▶ **Supplied records**:
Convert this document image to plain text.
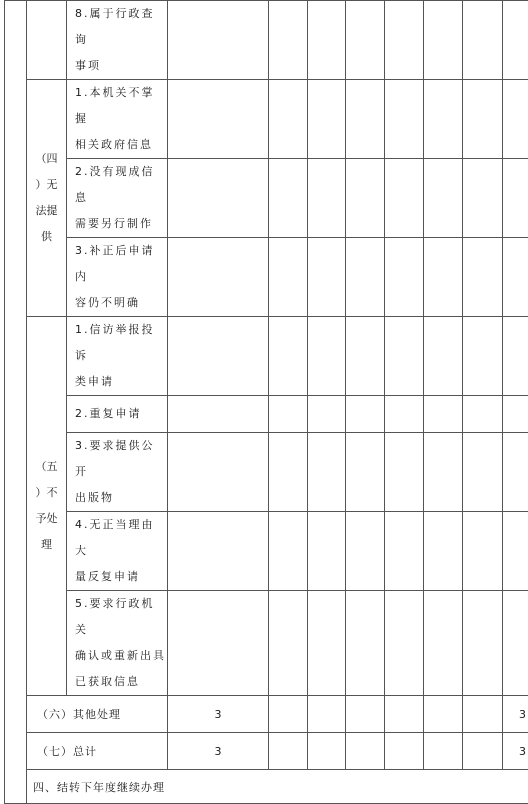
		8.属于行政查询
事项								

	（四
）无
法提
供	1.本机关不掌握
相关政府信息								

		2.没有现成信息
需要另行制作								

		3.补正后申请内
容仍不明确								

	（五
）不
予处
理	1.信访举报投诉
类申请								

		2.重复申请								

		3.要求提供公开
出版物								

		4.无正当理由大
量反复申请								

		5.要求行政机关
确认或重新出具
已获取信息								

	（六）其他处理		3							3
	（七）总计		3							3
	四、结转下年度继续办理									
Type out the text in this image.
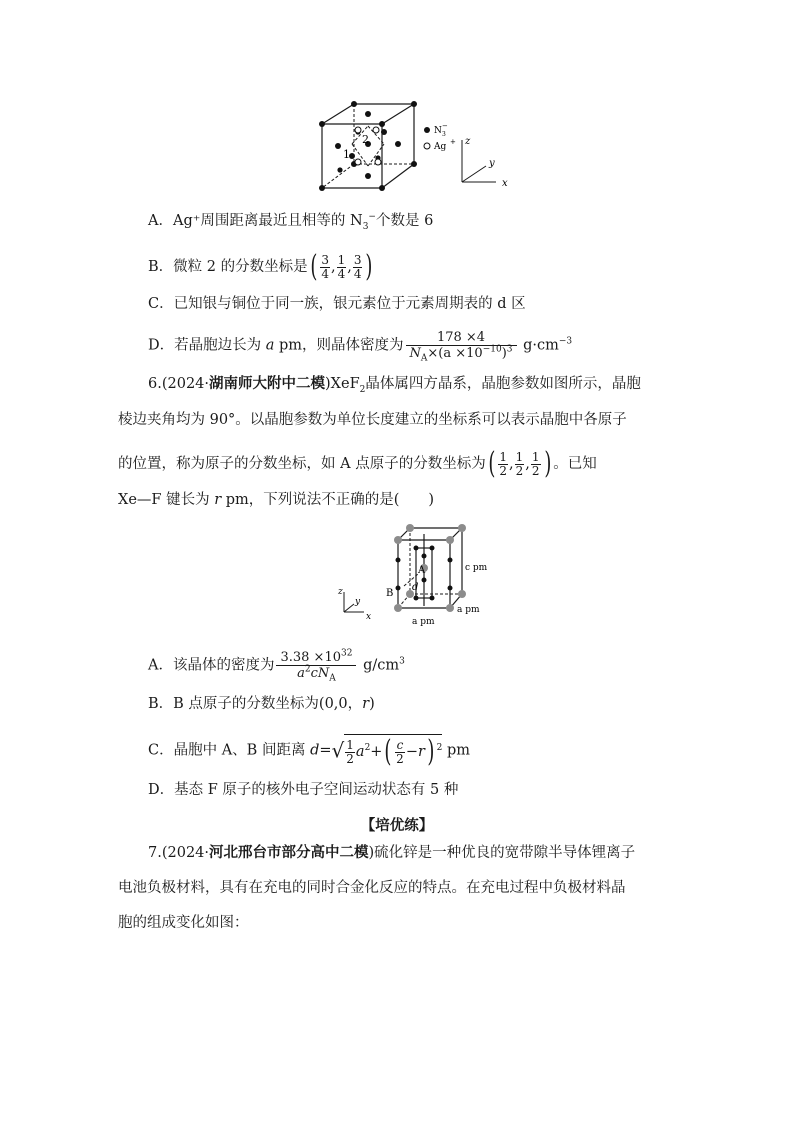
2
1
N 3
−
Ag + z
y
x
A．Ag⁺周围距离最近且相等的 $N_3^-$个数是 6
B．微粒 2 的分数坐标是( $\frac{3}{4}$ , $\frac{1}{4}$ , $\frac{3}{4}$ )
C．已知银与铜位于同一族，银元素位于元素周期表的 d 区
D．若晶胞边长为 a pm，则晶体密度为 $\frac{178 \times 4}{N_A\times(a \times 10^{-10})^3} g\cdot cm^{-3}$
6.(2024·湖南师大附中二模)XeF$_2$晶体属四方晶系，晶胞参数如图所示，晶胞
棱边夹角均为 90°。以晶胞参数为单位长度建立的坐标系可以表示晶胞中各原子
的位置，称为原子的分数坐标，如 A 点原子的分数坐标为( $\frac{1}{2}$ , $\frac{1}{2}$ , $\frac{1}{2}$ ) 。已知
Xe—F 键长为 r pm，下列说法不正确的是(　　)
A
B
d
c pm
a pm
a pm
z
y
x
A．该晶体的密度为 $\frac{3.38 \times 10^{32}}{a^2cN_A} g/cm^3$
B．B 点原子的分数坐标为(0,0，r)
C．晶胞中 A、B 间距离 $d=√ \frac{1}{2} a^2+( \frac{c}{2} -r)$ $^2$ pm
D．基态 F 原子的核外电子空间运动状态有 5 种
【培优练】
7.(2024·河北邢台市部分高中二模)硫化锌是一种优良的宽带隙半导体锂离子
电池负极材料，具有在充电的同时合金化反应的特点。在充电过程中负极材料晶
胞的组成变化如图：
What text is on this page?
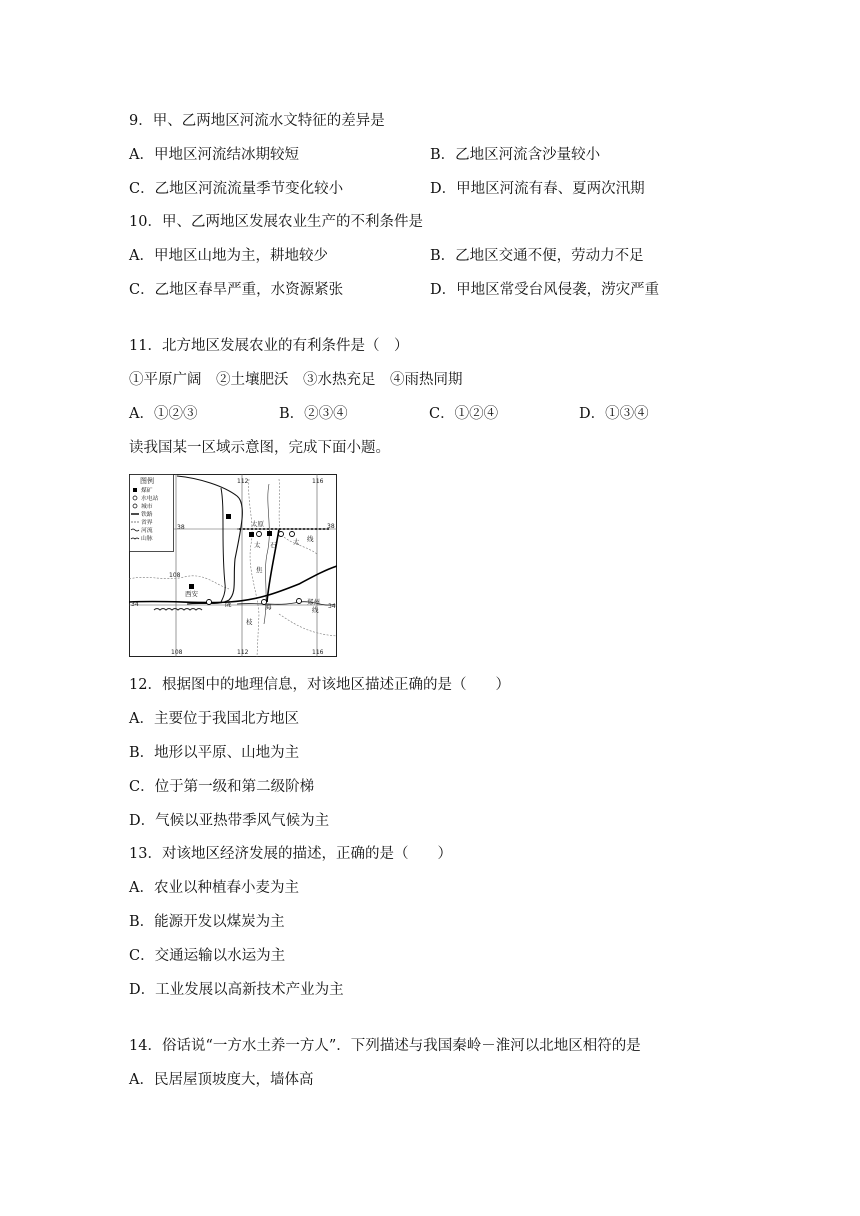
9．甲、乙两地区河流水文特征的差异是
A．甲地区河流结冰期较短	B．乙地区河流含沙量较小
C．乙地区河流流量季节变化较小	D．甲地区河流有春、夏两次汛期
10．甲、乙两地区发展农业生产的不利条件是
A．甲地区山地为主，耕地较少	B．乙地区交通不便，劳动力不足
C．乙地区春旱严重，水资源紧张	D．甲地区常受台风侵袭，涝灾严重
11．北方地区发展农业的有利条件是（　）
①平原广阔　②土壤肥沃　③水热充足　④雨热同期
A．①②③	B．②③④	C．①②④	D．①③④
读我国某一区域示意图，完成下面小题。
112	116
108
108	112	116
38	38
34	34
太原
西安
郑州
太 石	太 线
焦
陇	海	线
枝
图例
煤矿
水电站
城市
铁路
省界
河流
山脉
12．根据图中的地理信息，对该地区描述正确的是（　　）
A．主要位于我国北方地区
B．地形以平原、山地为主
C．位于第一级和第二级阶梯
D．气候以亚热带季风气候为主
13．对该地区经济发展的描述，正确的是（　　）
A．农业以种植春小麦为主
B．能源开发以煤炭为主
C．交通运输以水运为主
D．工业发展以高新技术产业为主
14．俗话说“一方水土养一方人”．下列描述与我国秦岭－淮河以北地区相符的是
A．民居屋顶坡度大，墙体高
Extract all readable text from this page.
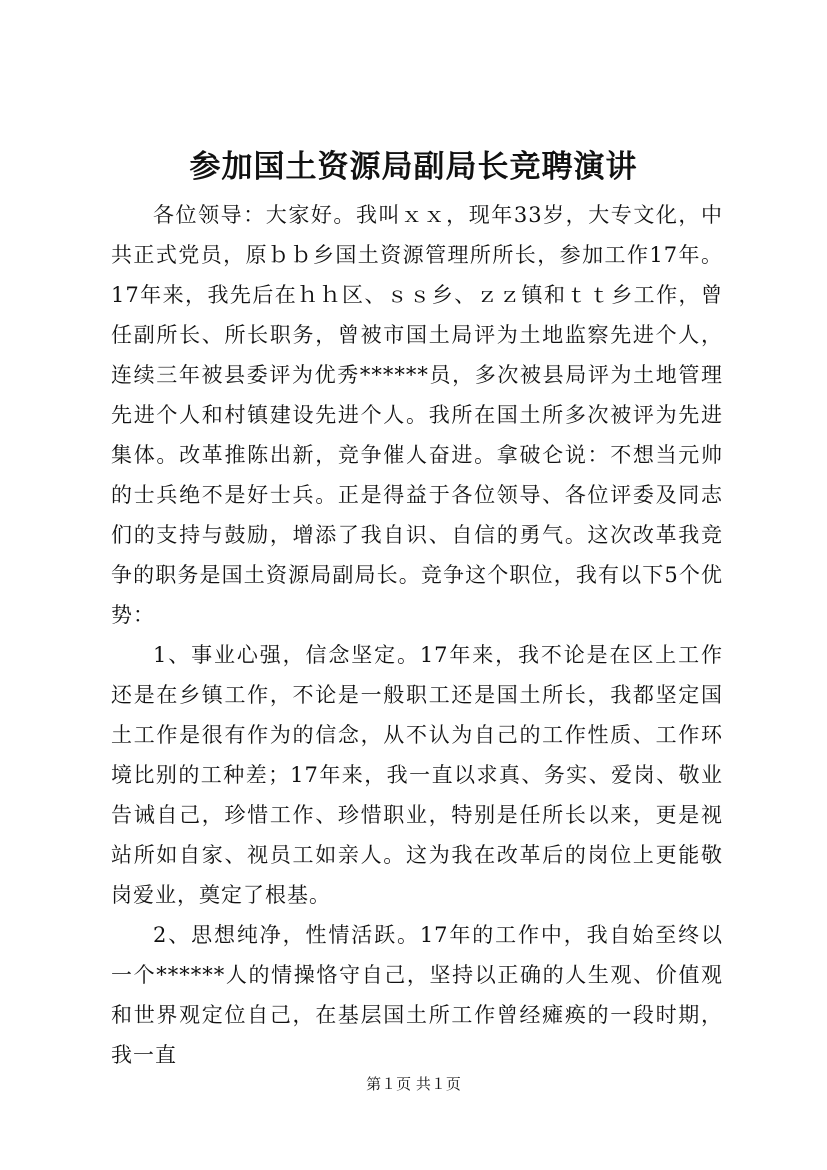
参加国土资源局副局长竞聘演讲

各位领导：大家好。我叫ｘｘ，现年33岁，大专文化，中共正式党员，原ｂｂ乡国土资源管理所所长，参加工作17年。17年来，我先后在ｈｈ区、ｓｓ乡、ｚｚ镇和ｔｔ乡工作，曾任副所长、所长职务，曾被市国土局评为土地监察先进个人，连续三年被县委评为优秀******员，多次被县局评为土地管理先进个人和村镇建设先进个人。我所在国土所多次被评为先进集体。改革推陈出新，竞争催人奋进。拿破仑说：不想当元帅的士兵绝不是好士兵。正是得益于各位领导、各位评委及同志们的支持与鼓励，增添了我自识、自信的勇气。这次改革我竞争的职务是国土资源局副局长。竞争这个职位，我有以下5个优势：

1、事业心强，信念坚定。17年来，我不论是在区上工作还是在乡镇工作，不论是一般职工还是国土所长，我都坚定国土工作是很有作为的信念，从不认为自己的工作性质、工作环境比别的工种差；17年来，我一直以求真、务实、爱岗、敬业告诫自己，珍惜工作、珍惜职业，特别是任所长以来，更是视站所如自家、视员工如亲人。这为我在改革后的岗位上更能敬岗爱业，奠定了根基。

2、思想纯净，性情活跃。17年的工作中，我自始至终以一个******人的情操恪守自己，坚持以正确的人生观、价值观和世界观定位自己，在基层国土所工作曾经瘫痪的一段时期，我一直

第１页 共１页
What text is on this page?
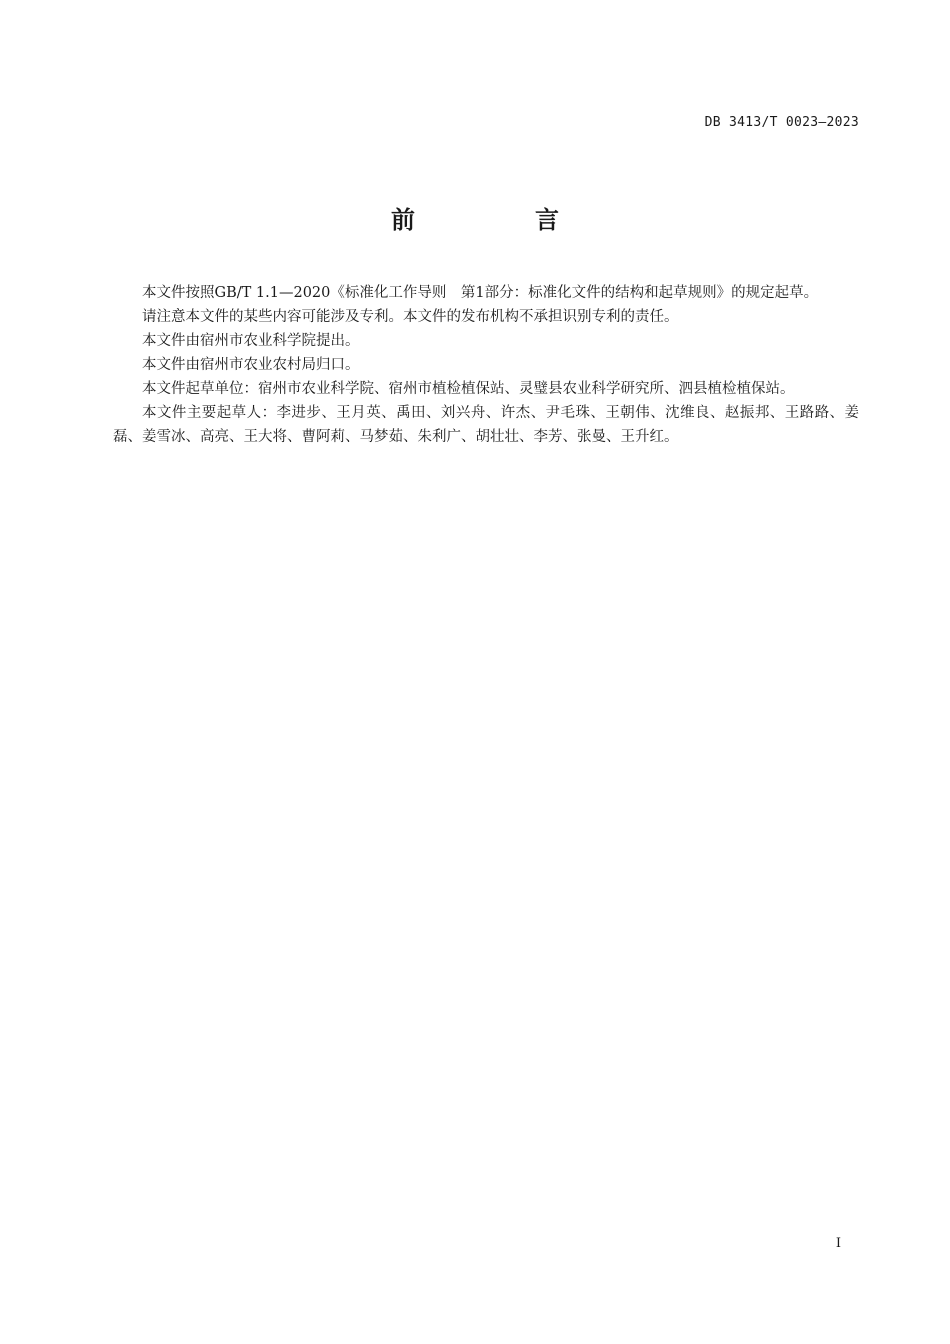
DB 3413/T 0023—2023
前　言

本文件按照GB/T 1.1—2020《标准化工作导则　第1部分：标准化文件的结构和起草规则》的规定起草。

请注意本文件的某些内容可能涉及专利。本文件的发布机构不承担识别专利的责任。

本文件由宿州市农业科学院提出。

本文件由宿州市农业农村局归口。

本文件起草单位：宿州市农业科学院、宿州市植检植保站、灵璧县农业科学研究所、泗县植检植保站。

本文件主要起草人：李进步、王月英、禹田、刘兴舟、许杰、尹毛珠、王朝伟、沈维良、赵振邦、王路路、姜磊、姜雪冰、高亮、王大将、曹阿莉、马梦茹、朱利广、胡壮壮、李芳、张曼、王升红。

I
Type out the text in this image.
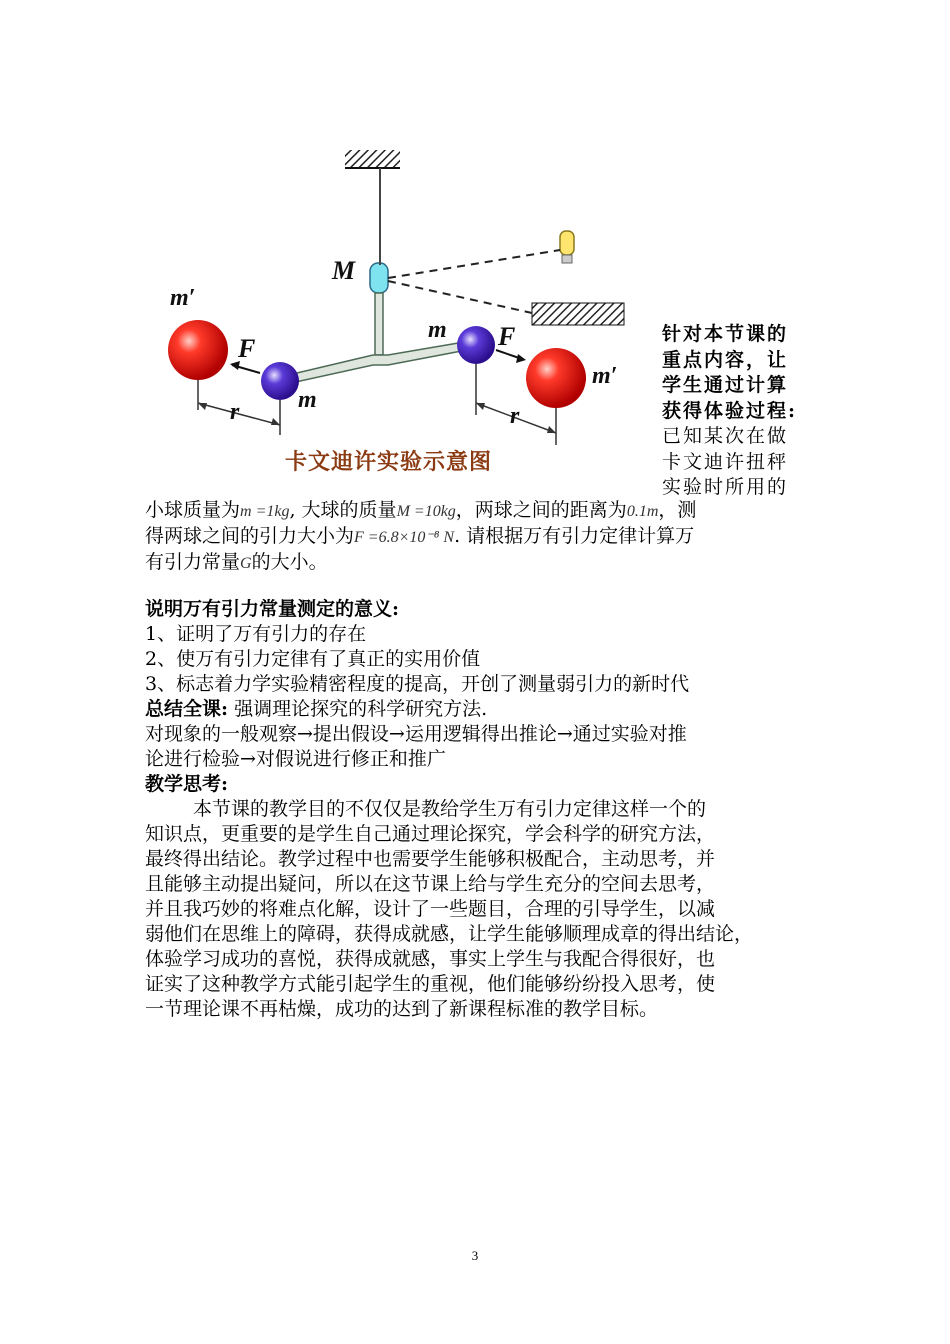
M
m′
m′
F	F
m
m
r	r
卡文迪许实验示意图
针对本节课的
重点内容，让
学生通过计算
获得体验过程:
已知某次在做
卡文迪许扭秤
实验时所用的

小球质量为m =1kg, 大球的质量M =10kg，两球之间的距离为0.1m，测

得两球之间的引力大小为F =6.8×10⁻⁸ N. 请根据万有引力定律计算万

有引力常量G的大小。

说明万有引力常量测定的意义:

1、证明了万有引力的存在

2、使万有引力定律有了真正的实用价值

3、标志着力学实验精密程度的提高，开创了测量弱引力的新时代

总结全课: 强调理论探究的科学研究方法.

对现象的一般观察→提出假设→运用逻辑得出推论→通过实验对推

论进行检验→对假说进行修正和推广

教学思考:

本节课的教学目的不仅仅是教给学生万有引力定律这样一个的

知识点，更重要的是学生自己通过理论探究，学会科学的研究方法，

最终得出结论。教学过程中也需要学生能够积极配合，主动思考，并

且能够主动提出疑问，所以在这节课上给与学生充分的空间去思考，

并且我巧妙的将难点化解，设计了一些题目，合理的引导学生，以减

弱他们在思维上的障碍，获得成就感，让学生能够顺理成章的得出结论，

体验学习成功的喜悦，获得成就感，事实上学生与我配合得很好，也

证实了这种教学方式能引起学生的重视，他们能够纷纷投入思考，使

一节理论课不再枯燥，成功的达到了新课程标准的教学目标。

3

▶ **Task goal**:
Return the whole listing, word for word, and leave out every picture.

▶ **Response for this exercise**:
Convert this document image to plain text.
		8.属于行政查询
事项								

	（四
）无
法提
供	1.本机关不掌握
相关政府信息								

		2.没有现成信息
需要另行制作								

		3.补正后申请内
容仍不明确								

	（五
）不
予处
理	1.信访举报投诉
类申请								

		2.重复申请								

		3.要求提供公开
出版物								

		4.无正当理由大
量反复申请								

		5.要求行政机关
确认或重新出具
已获取信息								

	（六）其他处理		3							3
	（七）总计		3							3
	四、结转下年度继续办理									
Type out the text in this image.
2
1
N 3
−
Ag + z
y
x
A．Ag⁺周围距离最近且相等的 $N_3^-$个数是 6
B．微粒 2 的分数坐标是( $\frac{3}{4}$ , $\frac{1}{4}$ , $\frac{3}{4}$ )
C．已知银与铜位于同一族，银元素位于元素周期表的 d 区
D．若晶胞边长为 a pm，则晶体密度为 $\frac{178 \times 4}{N_A\times(a \times 10^{-10})^3} g\cdot cm^{-3}$
6.(2024·湖南师大附中二模)XeF$_2$晶体属四方晶系，晶胞参数如图所示，晶胞
棱边夹角均为 90°。以晶胞参数为单位长度建立的坐标系可以表示晶胞中各原子
的位置，称为原子的分数坐标，如 A 点原子的分数坐标为( $\frac{1}{2}$ , $\frac{1}{2}$ , $\frac{1}{2}$ ) 。已知
Xe—F 键长为 r pm，下列说法不正确的是(　　)
A
B
d
c pm
a pm
a pm
z
y
x
A．该晶体的密度为 $\frac{3.38 \times 10^{32}}{a^2cN_A} g/cm^3$
B．B 点原子的分数坐标为(0,0，r)
C．晶胞中 A、B 间距离 $d=√ \frac{1}{2} a^2+( \frac{c}{2} -r)$ $^2$ pm
D．基态 F 原子的核外电子空间运动状态有 5 种
【培优练】
7.(2024·河北邢台市部分高中二模)硫化锌是一种优良的宽带隙半导体锂离子
电池负极材料，具有在充电的同时合金化反应的特点。在充电过程中负极材料晶
胞的组成变化如图：
What text is on this page?
9．甲、乙两地区河流水文特征的差异是
A．甲地区河流结冰期较短	B．乙地区河流含沙量较小
C．乙地区河流流量季节变化较小	D．甲地区河流有春、夏两次汛期
10．甲、乙两地区发展农业生产的不利条件是
A．甲地区山地为主，耕地较少	B．乙地区交通不便，劳动力不足
C．乙地区春旱严重，水资源紧张	D．甲地区常受台风侵袭，涝灾严重
11．北方地区发展农业的有利条件是（　）
①平原广阔　②土壤肥沃　③水热充足　④雨热同期
A．①②③	B．②③④	C．①②④	D．①③④
读我国某一区域示意图，完成下面小题。
112	116
108
108	112	116
38	38
34	34
太原
西安
郑州
太 石	太 线
焦
陇	海	线
枝
图例
煤矿
水电站
城市
铁路
省界
河流
山脉
12．根据图中的地理信息，对该地区描述正确的是（　　）
A．主要位于我国北方地区
B．地形以平原、山地为主
C．位于第一级和第二级阶梯
D．气候以亚热带季风气候为主
13．对该地区经济发展的描述，正确的是（　　）
A．农业以种植春小麦为主
B．能源开发以煤炭为主
C．交通运输以水运为主
D．工业发展以高新技术产业为主
14．俗话说“一方水土养一方人”．下列描述与我国秦岭－淮河以北地区相符的是
A．民居屋顶坡度大，墙体高
Extract all readable text from this page.
参加国土资源局副局长竞聘演讲

各位领导：大家好。我叫ｘｘ，现年33岁，大专文化，中共正式党员，原ｂｂ乡国土资源管理所所长，参加工作17年。17年来，我先后在ｈｈ区、ｓｓ乡、ｚｚ镇和ｔｔ乡工作，曾任副所长、所长职务，曾被市国土局评为土地监察先进个人，连续三年被县委评为优秀******员，多次被县局评为土地管理先进个人和村镇建设先进个人。我所在国土所多次被评为先进集体。改革推陈出新，竞争催人奋进。拿破仑说：不想当元帅的士兵绝不是好士兵。正是得益于各位领导、各位评委及同志们的支持与鼓励，增添了我自识、自信的勇气。这次改革我竞争的职务是国土资源局副局长。竞争这个职位，我有以下5个优势：

1、事业心强，信念坚定。17年来，我不论是在区上工作还是在乡镇工作，不论是一般职工还是国土所长，我都坚定国土工作是很有作为的信念，从不认为自己的工作性质、工作环境比别的工种差；17年来，我一直以求真、务实、爱岗、敬业告诫自己，珍惜工作、珍惜职业，特别是任所长以来，更是视站所如自家、视员工如亲人。这为我在改革后的岗位上更能敬岗爱业，奠定了根基。

2、思想纯净，性情活跃。17年的工作中，我自始至终以一个******人的情操恪守自己，坚持以正确的人生观、价值观和世界观定位自己，在基层国土所工作曾经瘫痪的一段时期，我一直

第１页 共１页
What text is on this page?
DB 3413/T 0023—2023
前　言

本文件按照GB/T 1.1—2020《标准化工作导则　第1部分：标准化文件的结构和起草规则》的规定起草。

请注意本文件的某些内容可能涉及专利。本文件的发布机构不承担识别专利的责任。

本文件由宿州市农业科学院提出。

本文件由宿州市农业农村局归口。

本文件起草单位：宿州市农业科学院、宿州市植检植保站、灵璧县农业科学研究所、泗县植检植保站。

本文件主要起草人：李进步、王月英、禹田、刘兴舟、许杰、尹毛珠、王朝伟、沈维良、赵振邦、王路路、姜磊、姜雪冰、高亮、王大将、曹阿莉、马梦茹、朱利广、胡壮壮、李芳、张曼、王升红。

I
Type out the text in this image.
M
m′
m′
F	F
m
m
r	r
卡文迪许实验示意图
针对本节课的
重点内容，让
学生通过计算
获得体验过程:
已知某次在做
卡文迪许扭秤
实验时所用的

小球质量为m =1kg, 大球的质量M =10kg，两球之间的距离为0.1m，测

得两球之间的引力大小为F =6.8×10⁻⁸ N. 请根据万有引力定律计算万

有引力常量G的大小。

说明万有引力常量测定的意义:

1、证明了万有引力的存在

2、使万有引力定律有了真正的实用价值

3、标志着力学实验精密程度的提高，开创了测量弱引力的新时代

总结全课: 强调理论探究的科学研究方法.

对现象的一般观察→提出假设→运用逻辑得出推论→通过实验对推

论进行检验→对假说进行修正和推广

教学思考:

本节课的教学目的不仅仅是教给学生万有引力定律这样一个的

知识点，更重要的是学生自己通过理论探究，学会科学的研究方法，

最终得出结论。教学过程中也需要学生能够积极配合，主动思考，并

且能够主动提出疑问，所以在这节课上给与学生充分的空间去思考，

并且我巧妙的将难点化解，设计了一些题目，合理的引导学生，以减

弱他们在思维上的障碍，获得成就感，让学生能够顺理成章的得出结论，

体验学习成功的喜悦，获得成就感，事实上学生与我配合得很好，也

证实了这种教学方式能引起学生的重视，他们能够纷纷投入思考，使

一节理论课不再枯燥，成功的达到了新课程标准的教学目标。

3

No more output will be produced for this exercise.